What to work on: Return each line containing "composition".

Data for the task:
§ §

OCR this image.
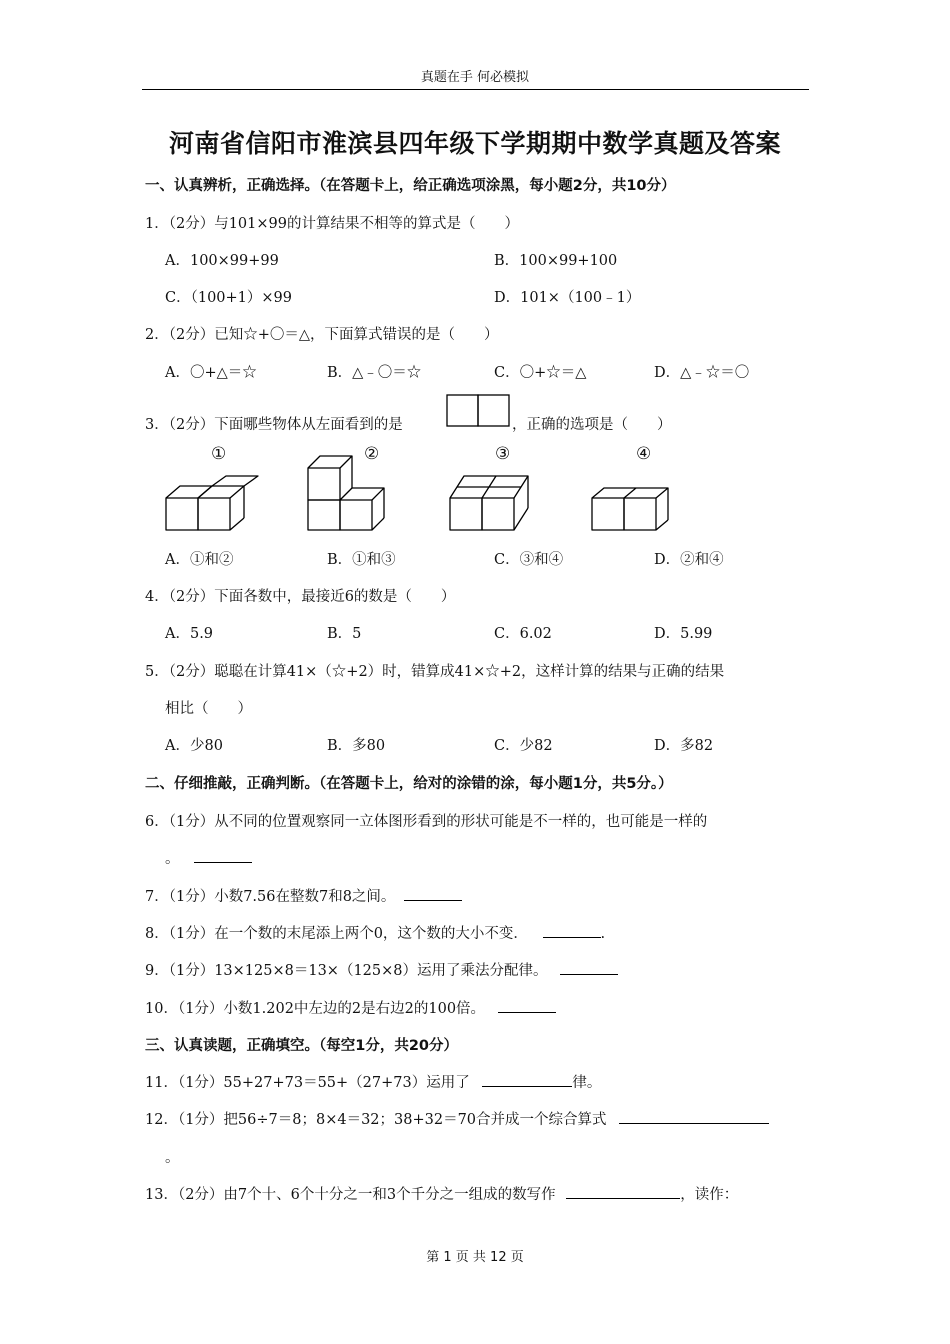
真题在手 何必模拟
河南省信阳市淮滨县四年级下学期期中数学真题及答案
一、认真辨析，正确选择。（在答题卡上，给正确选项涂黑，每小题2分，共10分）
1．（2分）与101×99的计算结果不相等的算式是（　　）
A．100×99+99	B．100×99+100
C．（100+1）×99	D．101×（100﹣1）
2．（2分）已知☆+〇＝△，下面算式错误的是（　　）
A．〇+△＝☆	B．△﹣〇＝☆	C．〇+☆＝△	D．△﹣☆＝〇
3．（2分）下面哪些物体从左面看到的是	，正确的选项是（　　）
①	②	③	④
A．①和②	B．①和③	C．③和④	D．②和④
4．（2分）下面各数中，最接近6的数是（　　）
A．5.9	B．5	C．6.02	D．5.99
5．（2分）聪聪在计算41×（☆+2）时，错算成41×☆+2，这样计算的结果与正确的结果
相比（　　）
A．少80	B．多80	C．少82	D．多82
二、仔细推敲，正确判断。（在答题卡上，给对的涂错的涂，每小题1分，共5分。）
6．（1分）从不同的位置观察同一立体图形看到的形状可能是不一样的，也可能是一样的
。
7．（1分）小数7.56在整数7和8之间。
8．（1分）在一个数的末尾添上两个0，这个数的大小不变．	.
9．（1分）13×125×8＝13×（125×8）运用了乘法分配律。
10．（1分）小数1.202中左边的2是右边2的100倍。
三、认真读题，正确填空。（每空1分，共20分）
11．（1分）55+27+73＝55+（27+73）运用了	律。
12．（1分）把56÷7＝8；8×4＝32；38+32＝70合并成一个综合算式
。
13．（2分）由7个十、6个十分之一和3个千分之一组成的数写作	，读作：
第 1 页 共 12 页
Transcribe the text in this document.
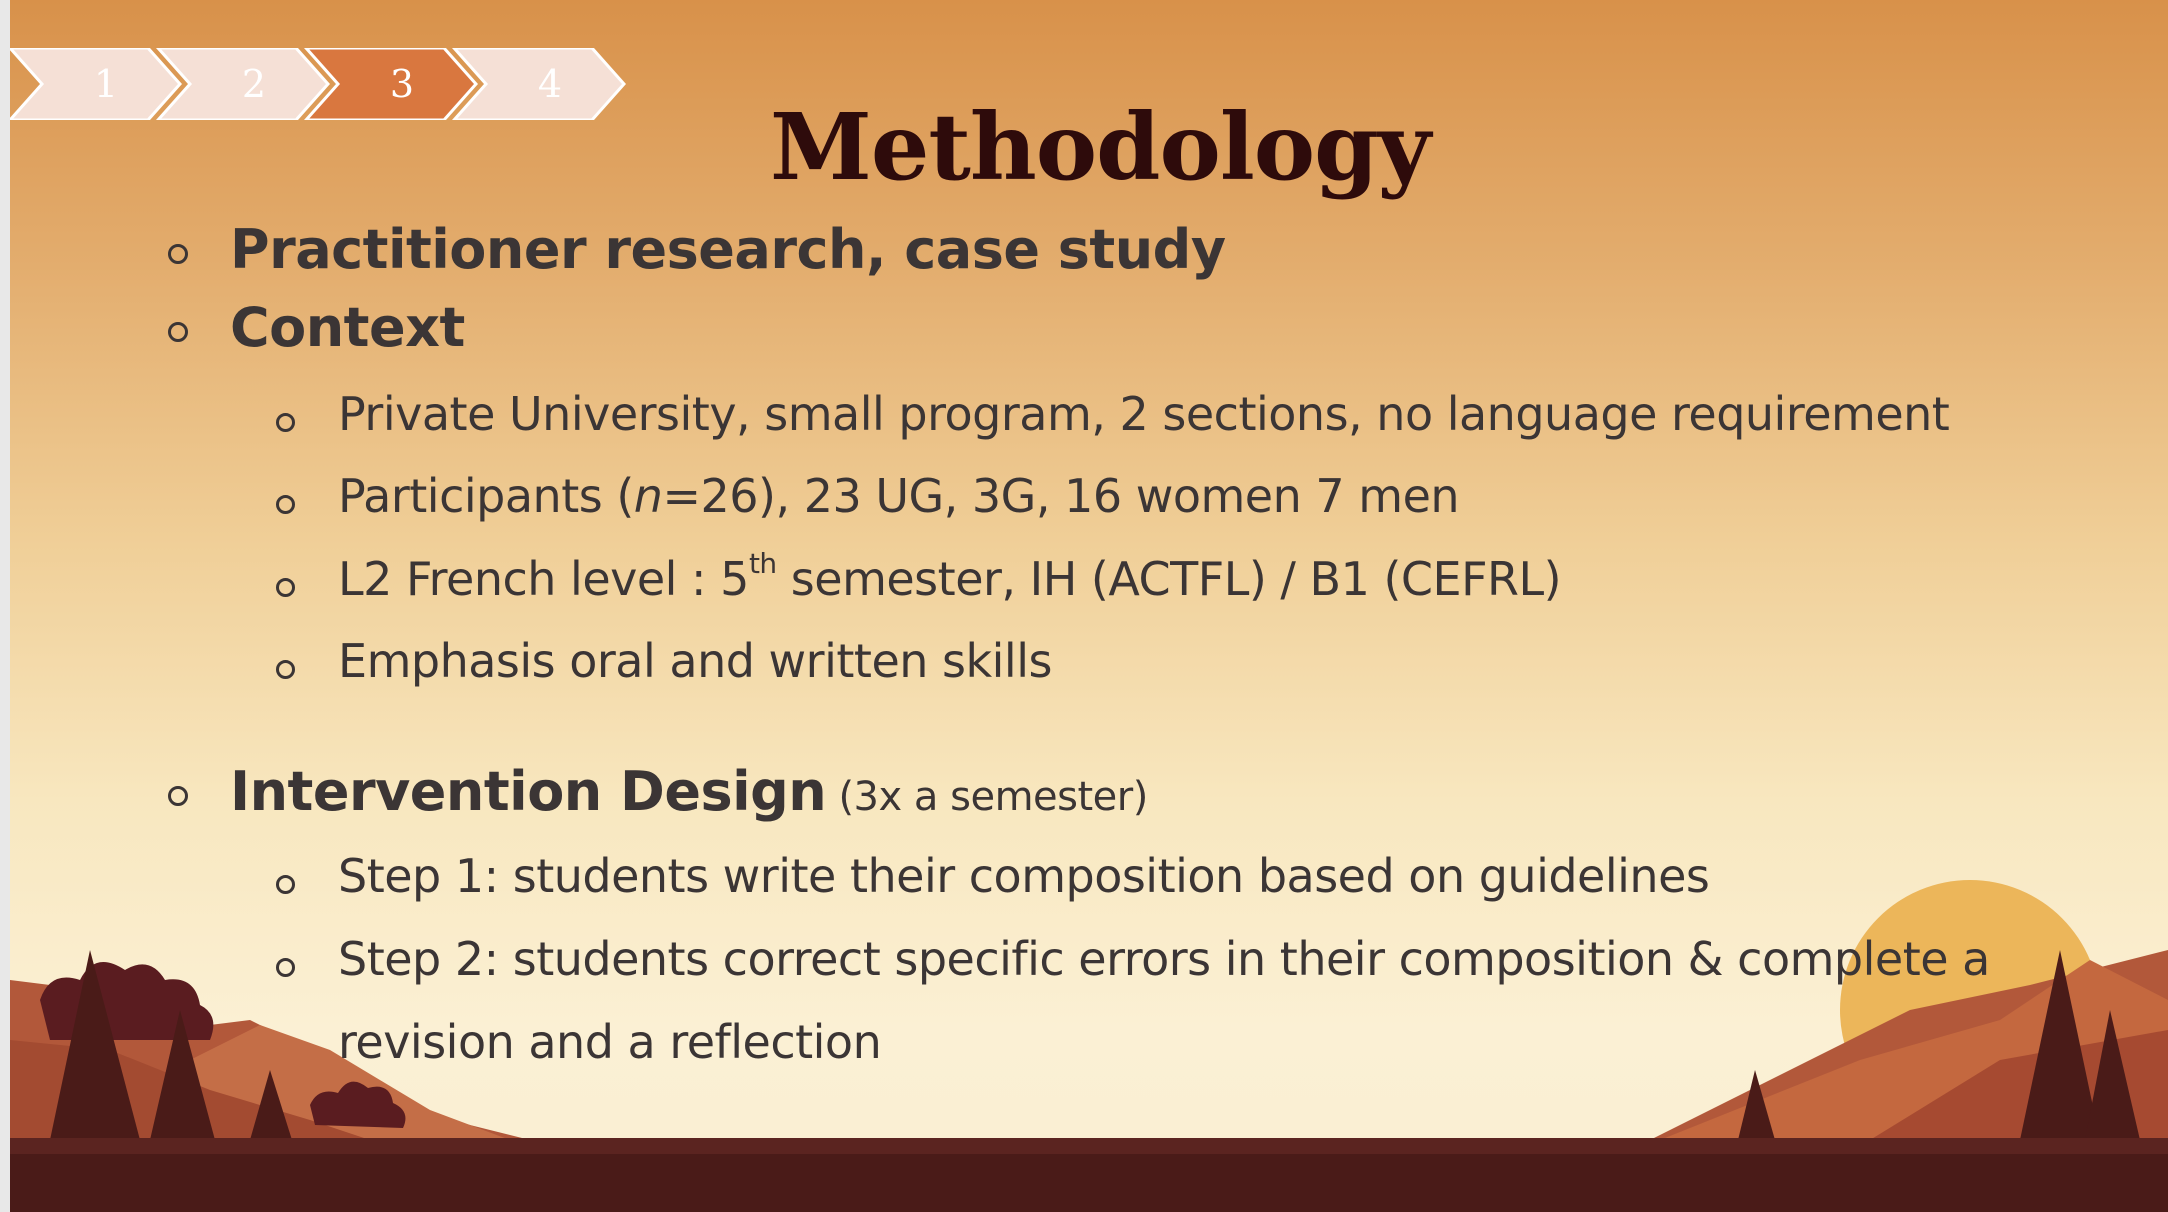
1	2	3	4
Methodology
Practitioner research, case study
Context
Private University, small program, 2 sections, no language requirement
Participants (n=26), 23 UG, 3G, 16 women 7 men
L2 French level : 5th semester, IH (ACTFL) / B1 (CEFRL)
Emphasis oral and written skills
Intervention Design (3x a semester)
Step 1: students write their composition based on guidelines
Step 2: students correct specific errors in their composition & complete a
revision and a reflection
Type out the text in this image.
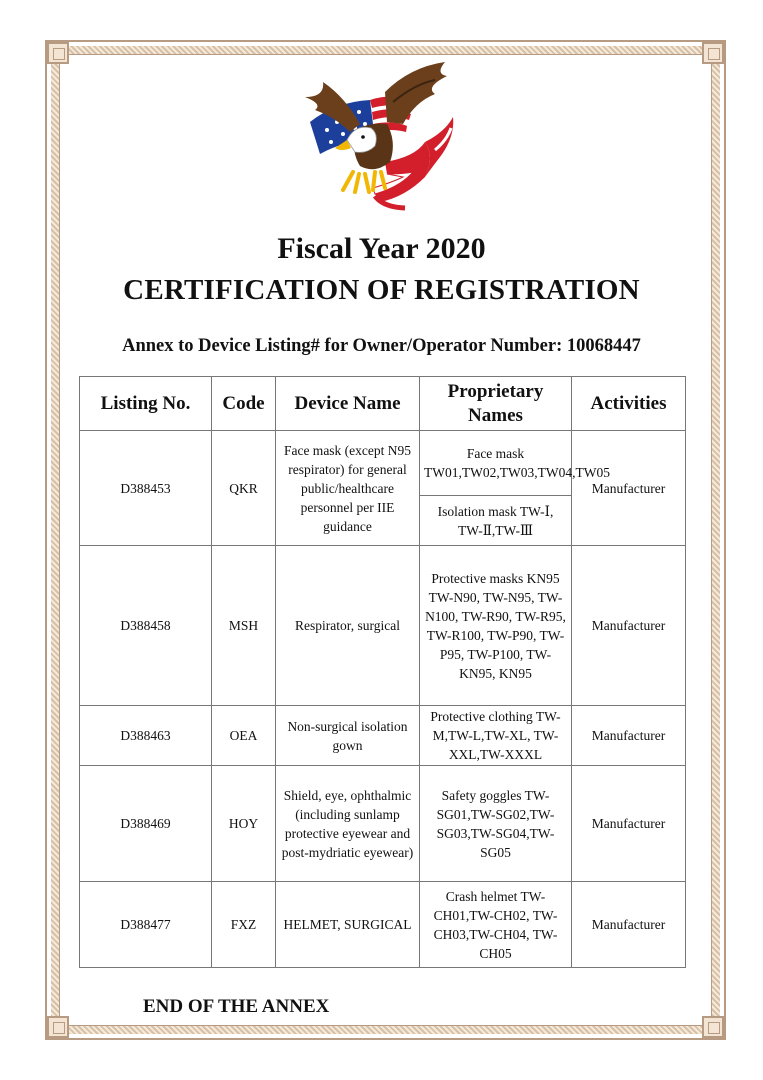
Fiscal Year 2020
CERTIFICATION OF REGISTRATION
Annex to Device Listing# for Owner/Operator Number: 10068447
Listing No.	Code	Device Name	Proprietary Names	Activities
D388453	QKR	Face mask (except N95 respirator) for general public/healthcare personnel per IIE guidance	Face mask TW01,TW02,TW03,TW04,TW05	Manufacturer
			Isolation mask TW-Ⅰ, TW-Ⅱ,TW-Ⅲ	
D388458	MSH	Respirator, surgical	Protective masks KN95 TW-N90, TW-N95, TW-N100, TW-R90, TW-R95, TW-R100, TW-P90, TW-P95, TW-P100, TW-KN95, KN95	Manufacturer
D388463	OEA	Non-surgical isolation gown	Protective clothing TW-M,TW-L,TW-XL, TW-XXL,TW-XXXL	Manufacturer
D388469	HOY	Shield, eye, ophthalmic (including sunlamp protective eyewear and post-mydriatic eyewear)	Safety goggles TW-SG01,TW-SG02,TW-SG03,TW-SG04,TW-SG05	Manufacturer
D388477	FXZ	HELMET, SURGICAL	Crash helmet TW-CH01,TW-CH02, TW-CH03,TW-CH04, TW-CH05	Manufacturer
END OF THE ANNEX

§ §

Problem solution:
Step 1: students write their composition based on guidelines
Step 2: students correct specific errors in their composition & complete a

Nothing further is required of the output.